• [What this task involves]
Output the lines from the one containing "List each element" through the one containing "data-point bbox=[351, 524, 366, 539]", both included, as a JSON list of strings with one string per line and blank lines left out.

• [Entries provided]

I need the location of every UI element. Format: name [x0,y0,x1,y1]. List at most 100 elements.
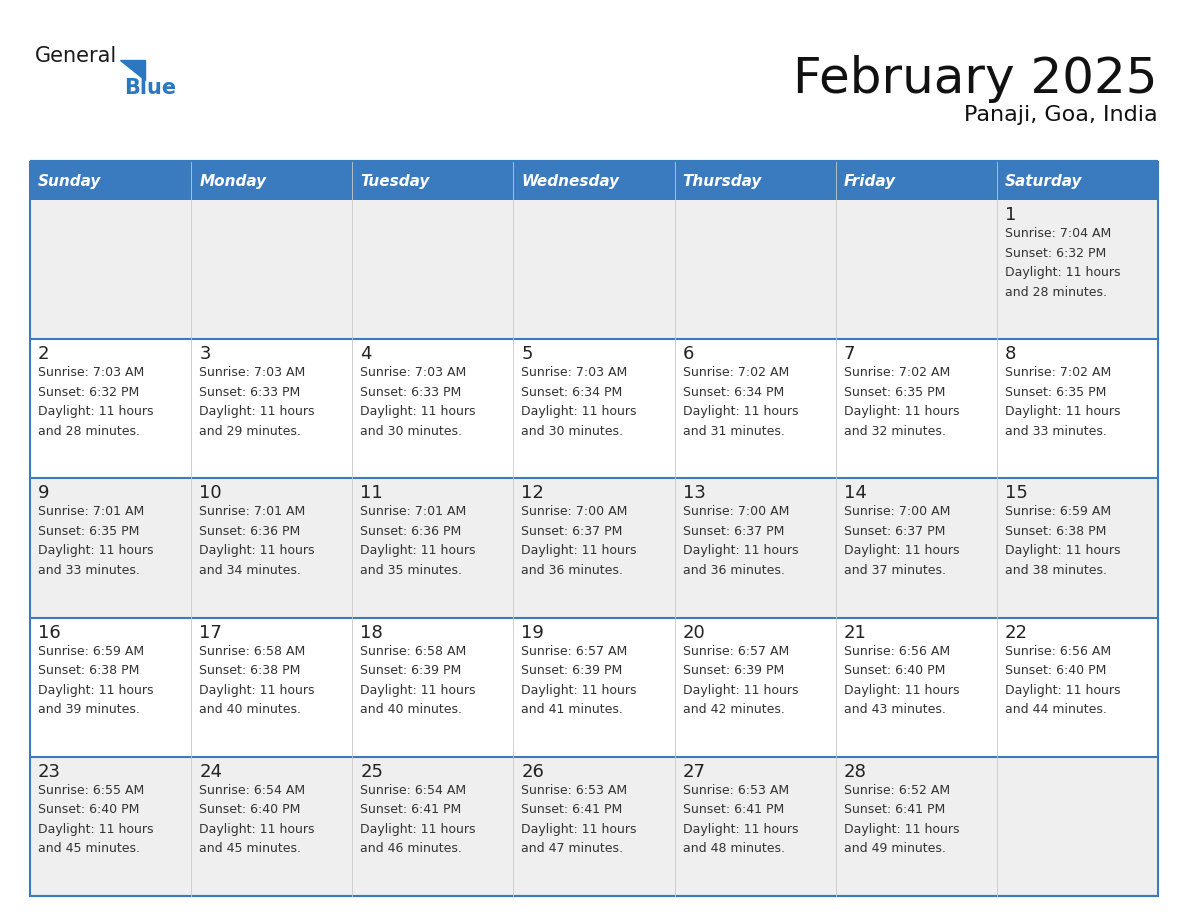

==

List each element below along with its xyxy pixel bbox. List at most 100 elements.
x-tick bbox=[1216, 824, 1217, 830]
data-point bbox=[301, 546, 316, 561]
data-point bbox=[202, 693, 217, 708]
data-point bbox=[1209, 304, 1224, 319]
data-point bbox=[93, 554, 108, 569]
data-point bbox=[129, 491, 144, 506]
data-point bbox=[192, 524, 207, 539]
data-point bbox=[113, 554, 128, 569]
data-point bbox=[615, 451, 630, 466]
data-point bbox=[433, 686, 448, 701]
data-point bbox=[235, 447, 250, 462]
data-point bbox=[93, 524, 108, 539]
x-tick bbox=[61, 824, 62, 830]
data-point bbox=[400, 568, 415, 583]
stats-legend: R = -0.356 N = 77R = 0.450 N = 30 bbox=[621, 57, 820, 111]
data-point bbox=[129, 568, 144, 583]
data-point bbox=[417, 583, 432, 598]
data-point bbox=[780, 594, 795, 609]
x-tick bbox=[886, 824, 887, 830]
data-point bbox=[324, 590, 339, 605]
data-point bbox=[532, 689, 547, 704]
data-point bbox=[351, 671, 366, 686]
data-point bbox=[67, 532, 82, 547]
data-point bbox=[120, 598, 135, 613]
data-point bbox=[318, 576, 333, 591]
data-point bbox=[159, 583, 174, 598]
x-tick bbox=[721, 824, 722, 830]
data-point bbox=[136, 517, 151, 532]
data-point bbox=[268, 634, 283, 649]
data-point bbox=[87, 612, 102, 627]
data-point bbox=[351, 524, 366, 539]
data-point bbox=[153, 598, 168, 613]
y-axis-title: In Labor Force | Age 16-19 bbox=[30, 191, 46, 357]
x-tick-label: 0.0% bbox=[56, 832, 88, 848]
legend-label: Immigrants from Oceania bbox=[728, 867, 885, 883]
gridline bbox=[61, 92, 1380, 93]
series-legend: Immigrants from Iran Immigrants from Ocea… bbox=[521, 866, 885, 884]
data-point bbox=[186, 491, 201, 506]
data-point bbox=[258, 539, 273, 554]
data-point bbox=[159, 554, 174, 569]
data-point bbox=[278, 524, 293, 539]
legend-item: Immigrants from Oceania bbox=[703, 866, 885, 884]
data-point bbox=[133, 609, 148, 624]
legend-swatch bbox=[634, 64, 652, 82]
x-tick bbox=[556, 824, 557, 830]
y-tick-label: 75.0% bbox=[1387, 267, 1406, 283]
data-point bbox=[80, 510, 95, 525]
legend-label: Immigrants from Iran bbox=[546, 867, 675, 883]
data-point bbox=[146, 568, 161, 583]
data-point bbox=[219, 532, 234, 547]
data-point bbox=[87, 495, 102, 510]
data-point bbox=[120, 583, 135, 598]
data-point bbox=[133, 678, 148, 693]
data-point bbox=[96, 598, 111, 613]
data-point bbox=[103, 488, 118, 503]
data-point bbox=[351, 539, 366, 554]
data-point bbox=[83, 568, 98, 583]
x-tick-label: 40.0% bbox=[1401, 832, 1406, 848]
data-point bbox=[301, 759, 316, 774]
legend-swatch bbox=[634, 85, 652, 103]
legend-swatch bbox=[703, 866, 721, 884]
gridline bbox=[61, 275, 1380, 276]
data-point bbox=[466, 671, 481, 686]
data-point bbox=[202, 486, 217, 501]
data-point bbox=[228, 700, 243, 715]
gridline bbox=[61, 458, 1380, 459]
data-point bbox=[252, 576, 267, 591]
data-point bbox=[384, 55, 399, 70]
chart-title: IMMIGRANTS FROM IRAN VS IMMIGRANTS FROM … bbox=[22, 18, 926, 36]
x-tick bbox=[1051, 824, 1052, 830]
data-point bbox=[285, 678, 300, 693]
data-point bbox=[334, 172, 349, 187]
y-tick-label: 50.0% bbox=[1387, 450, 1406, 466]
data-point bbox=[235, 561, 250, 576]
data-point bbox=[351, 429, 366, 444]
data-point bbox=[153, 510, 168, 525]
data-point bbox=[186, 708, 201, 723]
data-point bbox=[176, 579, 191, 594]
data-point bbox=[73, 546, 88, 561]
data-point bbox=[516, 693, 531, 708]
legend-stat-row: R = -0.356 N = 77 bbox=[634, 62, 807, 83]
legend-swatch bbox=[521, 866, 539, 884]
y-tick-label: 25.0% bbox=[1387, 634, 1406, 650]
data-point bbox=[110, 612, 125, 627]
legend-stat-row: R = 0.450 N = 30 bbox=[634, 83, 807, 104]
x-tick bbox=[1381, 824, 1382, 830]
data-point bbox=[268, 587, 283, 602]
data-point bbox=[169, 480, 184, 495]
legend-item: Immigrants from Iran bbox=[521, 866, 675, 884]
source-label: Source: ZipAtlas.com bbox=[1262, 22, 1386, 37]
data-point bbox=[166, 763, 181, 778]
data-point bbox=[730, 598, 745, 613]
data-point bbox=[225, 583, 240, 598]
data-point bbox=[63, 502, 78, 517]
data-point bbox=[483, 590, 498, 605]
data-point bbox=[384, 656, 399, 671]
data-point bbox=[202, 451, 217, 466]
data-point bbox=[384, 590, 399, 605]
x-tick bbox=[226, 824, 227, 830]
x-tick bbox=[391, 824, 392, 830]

• [Answer for this exercise]
[
  "List each element below along with its xyxy pixel bbox. List at most 100 elements.",
  "x-tick bbox=[1216, 824, 1217, 830]",
  "data-point bbox=[301, 546, 316, 561]",
  "data-point bbox=[202, 693, 217, 708]",
  "data-point bbox=[1209, 304, 1224, 319]",
  "data-point bbox=[93, 554, 108, 569]",
  "data-point bbox=[129, 491, 144, 506]",
  "data-point bbox=[192, 524, 207, 539]",
  "data-point bbox=[113, 554, 128, 569]",
  "data-point bbox=[615, 451, 630, 466]",
  "data-point bbox=[433, 686, 448, 701]",
  "data-point bbox=[235, 447, 250, 462]",
  "data-point bbox=[93, 524, 108, 539]",
  "x-tick bbox=[61, 824, 62, 830]",
  "data-point bbox=[400, 568, 415, 583]",
  "stats-legend: R = -0.356 N = 77R = 0.450 N = 30 bbox=[621, 57, 820, 111]",
  "data-point bbox=[129, 568, 144, 583]",
  "data-point bbox=[417, 583, 432, 598]",
  "data-point bbox=[780, 594, 795, 609]",
  "x-tick bbox=[886, 824, 887, 830]",
  "data-point bbox=[324, 590, 339, 605]",
  "data-point bbox=[532, 689, 547, 704]",
  "data-point bbox=[351, 671, 366, 686]",
  "data-point bbox=[67, 532, 82, 547]",
  "data-point bbox=[120, 598, 135, 613]",
  "data-point bbox=[318, 576, 333, 591]",
  "data-point bbox=[159, 583, 174, 598]",
  "x-tick bbox=[721, 824, 722, 830]",
  "data-point bbox=[136, 517, 151, 532]",
  "data-point bbox=[268, 634, 283, 649]",
  "data-point bbox=[87, 612, 102, 627]",
  "data-point bbox=[351, 524, 366, 539]"
]